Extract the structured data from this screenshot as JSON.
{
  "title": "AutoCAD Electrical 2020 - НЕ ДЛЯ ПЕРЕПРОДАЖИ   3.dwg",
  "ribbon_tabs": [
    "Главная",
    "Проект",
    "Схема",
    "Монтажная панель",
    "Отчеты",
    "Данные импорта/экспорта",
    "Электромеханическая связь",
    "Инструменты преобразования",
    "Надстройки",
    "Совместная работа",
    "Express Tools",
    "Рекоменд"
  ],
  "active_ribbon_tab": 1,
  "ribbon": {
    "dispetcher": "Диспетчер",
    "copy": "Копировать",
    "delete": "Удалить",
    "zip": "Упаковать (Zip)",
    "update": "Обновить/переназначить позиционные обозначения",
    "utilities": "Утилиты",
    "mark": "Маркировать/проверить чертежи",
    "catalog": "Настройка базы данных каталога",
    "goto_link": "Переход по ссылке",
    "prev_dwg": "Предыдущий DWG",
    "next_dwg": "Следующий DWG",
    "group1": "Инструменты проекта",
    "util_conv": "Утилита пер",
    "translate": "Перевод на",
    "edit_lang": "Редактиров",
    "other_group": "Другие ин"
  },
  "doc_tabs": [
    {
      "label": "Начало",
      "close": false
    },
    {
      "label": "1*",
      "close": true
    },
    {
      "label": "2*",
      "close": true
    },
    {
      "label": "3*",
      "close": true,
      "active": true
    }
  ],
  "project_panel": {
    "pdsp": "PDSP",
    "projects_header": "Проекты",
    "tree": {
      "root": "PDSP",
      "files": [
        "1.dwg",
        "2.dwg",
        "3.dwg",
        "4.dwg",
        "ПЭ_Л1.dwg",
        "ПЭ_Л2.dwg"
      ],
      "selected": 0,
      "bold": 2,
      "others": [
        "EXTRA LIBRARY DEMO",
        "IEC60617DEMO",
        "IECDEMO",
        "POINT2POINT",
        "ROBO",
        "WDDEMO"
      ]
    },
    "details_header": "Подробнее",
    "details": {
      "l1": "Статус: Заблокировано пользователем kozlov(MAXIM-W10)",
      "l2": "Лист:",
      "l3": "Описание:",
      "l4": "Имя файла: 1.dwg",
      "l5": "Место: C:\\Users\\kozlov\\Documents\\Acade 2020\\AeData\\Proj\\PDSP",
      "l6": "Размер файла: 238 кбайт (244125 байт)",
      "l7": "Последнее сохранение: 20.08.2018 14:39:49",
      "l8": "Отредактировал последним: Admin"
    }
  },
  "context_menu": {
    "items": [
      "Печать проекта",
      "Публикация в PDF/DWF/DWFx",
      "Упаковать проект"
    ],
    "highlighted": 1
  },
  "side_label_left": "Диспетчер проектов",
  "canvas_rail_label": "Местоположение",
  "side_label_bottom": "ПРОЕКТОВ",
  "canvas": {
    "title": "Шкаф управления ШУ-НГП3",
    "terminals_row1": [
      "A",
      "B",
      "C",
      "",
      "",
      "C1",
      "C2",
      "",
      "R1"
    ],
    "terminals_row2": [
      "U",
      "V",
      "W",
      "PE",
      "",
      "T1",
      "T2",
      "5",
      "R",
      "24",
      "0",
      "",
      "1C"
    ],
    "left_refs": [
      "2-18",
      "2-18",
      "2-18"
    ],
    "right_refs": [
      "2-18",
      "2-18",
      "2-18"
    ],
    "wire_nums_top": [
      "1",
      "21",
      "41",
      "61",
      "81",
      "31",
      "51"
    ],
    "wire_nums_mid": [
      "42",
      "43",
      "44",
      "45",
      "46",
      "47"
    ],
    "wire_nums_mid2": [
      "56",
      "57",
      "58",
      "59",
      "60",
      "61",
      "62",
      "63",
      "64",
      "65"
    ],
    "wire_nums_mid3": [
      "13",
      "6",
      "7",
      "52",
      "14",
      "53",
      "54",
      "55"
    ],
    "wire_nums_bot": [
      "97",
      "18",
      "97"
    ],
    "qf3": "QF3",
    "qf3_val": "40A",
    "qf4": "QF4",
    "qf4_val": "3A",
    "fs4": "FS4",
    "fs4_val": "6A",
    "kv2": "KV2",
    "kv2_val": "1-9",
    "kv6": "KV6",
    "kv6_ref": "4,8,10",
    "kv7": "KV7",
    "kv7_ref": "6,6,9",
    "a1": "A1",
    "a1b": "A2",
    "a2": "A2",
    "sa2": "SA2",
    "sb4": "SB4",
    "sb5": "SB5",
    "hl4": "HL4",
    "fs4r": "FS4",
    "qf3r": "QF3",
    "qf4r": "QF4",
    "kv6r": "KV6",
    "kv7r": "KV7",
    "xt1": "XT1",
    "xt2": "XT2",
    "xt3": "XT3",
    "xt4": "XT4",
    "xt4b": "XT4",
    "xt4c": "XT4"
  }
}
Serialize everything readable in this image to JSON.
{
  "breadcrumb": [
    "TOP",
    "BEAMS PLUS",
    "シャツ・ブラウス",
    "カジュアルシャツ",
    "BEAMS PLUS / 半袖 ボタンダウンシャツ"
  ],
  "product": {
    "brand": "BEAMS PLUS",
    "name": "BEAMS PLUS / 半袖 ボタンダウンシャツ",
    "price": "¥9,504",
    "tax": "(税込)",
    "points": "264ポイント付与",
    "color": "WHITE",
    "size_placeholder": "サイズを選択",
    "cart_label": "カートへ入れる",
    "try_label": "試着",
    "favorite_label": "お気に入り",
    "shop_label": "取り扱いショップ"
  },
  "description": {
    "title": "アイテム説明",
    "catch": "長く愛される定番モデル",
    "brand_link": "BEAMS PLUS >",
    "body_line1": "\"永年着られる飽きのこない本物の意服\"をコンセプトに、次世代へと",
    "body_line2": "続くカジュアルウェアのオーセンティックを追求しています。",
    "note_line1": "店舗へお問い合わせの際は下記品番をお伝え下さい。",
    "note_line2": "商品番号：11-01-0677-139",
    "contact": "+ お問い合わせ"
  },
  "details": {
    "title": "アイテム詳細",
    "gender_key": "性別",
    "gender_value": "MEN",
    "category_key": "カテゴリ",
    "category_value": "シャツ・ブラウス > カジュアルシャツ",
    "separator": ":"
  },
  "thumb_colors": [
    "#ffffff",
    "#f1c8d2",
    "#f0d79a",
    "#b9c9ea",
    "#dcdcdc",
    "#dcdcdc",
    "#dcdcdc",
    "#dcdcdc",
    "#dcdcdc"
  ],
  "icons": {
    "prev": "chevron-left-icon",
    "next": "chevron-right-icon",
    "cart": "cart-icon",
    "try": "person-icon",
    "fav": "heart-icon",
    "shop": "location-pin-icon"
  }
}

****************

> _Task goal_
Write every line of the material above again, exactly.

> _Response to this exercise_
Extract the structured data from this screenshot as JSON.
{
  "title": "AutoCAD Electrical 2020 - НЕ ДЛЯ ПЕРЕПРОДАЖИ   3.dwg",
  "ribbon_tabs": [
    "Главная",
    "Проект",
    "Схема",
    "Монтажная панель",
    "Отчеты",
    "Данные импорта/экспорта",
    "Электромеханическая связь",
    "Инструменты преобразования",
    "Надстройки",
    "Совместная работа",
    "Express Tools",
    "Рекоменд"
  ],
  "active_ribbon_tab": 1,
  "ribbon": {
    "dispetcher": "Диспетчер",
    "copy": "Копировать",
    "delete": "Удалить",
    "zip": "Упаковать (Zip)",
    "update": "Обновить/переназначить позиционные обозначения",
    "utilities": "Утилиты",
    "mark": "Маркировать/проверить чертежи",
    "catalog": "Настройка базы данных каталога",
    "goto_link": "Переход по ссылке",
    "prev_dwg": "Предыдущий DWG",
    "next_dwg": "Следующий DWG",
    "group1": "Инструменты проекта",
    "util_conv": "Утилита пер",
    "translate": "Перевод на",
    "edit_lang": "Редактиров",
    "other_group": "Другие ин"
  },
  "doc_tabs": [
    {
      "label": "Начало",
      "close": false
    },
    {
      "label": "1*",
      "close": true
    },
    {
      "label": "2*",
      "close": true
    },
    {
      "label": "3*",
      "close": true,
      "active": true
    }
  ],
  "project_panel": {
    "pdsp": "PDSP",
    "projects_header": "Проекты",
    "tree": {
      "root": "PDSP",
      "files": [
        "1.dwg",
        "2.dwg",
        "3.dwg",
        "4.dwg",
        "ПЭ_Л1.dwg",
        "ПЭ_Л2.dwg"
      ],
      "selected": 0,
      "bold": 2,
      "others": [
        "EXTRA LIBRARY DEMO",
        "IEC60617DEMO",
        "IECDEMO",
        "POINT2POINT",
        "ROBO",
        "WDDEMO"
      ]
    },
    "details_header": "Подробнее",
    "details": {
      "l1": "Статус: Заблокировано пользователем kozlov(MAXIM-W10)",
      "l2": "Лист:",
      "l3": "Описание:",
      "l4": "Имя файла: 1.dwg",
      "l5": "Место: C:\\Users\\kozlov\\Documents\\Acade 2020\\AeData\\Proj\\PDSP",
      "l6": "Размер файла: 238 кбайт (244125 байт)",
      "l7": "Последнее сохранение: 20.08.2018 14:39:49",
      "l8": "Отредактировал последним: Admin"
    }
  },
  "context_menu": {
    "items": [
      "Печать проекта",
      "Публикация в PDF/DWF/DWFx",
      "Упаковать проект"
    ],
    "highlighted": 1
  },
  "side_label_left": "Диспетчер проектов",
  "canvas_rail_label": "Местоположение",
  "side_label_bottom": "ПРОЕКТОВ",
  "canvas": {
    "title": "Шкаф управления ШУ-НГП3",
    "terminals_row1": [
      "A",
      "B",
      "C",
      "",
      "",
      "C1",
      "C2",
      "",
      "R1"
    ],
    "terminals_row2": [
      "U",
      "V",
      "W",
      "PE",
      "",
      "T1",
      "T2",
      "5",
      "R",
      "24",
      "0",
      "",
      "1C"
    ],
    "left_refs": [
      "2-18",
      "2-18",
      "2-18"
    ],
    "right_refs": [
      "2-18",
      "2-18",
      "2-18"
    ],
    "wire_nums_top": [
      "1",
      "21",
      "41",
      "61",
      "81",
      "31",
      "51"
    ],
    "wire_nums_mid": [
      "42",
      "43",
      "44",
      "45",
      "46",
      "47"
    ],
    "wire_nums_mid2": [
      "56",
      "57",
      "58",
      "59",
      "60",
      "61",
      "62",
      "63",
      "64",
      "65"
    ],
    "wire_nums_mid3": [
      "13",
      "6",
      "7",
      "52",
      "14",
      "53",
      "54",
      "55"
    ],
    "wire_nums_bot": [
      "97",
      "18",
      "97"
    ],
    "qf3": "QF3",
    "qf3_val": "40A",
    "qf4": "QF4",
    "qf4_val": "3A",
    "fs4": "FS4",
    "fs4_val": "6A",
    "kv2": "KV2",
    "kv2_val": "1-9",
    "kv6": "KV6",
    "kv6_ref": "4,8,10",
    "kv7": "KV7",
    "kv7_ref": "6,6,9",
    "a1": "A1",
    "a1b": "A2",
    "a2": "A2",
    "sa2": "SA2",
    "sb4": "SB4",
    "sb5": "SB5",
    "hl4": "HL4",
    "fs4r": "FS4",
    "qf3r": "QF3",
    "qf4r": "QF4",
    "kv6r": "KV6",
    "kv7r": "KV7",
    "xt1": "XT1",
    "xt2": "XT2",
    "xt3": "XT3",
    "xt4": "XT4",
    "xt4b": "XT4",
    "xt4c": "XT4"
  }
}
Serialize everything readable in this image to JSON.
{
  "breadcrumb": [
    "TOP",
    "BEAMS PLUS",
    "シャツ・ブラウス",
    "カジュアルシャツ",
    "BEAMS PLUS / 半袖 ボタンダウンシャツ"
  ],
  "product": {
    "brand": "BEAMS PLUS",
    "name": "BEAMS PLUS / 半袖 ボタンダウンシャツ",
    "price": "¥9,504",
    "tax": "(税込)",
    "points": "264ポイント付与",
    "color": "WHITE",
    "size_placeholder": "サイズを選択",
    "cart_label": "カートへ入れる",
    "try_label": "試着",
    "favorite_label": "お気に入り",
    "shop_label": "取り扱いショップ"
  },
  "description": {
    "title": "アイテム説明",
    "catch": "長く愛される定番モデル",
    "brand_link": "BEAMS PLUS >",
    "body_line1": "\"永年着られる飽きのこない本物の意服\"をコンセプトに、次世代へと",
    "body_line2": "続くカジュアルウェアのオーセンティックを追求しています。",
    "note_line1": "店舗へお問い合わせの際は下記品番をお伝え下さい。",
    "note_line2": "商品番号：11-01-0677-139",
    "contact": "+ お問い合わせ"
  },
  "details": {
    "title": "アイテム詳細",
    "gender_key": "性別",
    "gender_value": "MEN",
    "category_key": "カテゴリ",
    "category_value": "シャツ・ブラウス > カジュアルシャツ",
    "separator": ":"
  },
  "thumb_colors": [
    "#ffffff",
    "#f1c8d2",
    "#f0d79a",
    "#b9c9ea",
    "#dcdcdc",
    "#dcdcdc",
    "#dcdcdc",
    "#dcdcdc",
    "#dcdcdc"
  ],
  "icons": {
    "prev": "chevron-left-icon",
    "next": "chevron-right-icon",
    "cart": "cart-icon",
    "try": "person-icon",
    "fav": "heart-icon",
    "shop": "location-pin-icon"
  }
}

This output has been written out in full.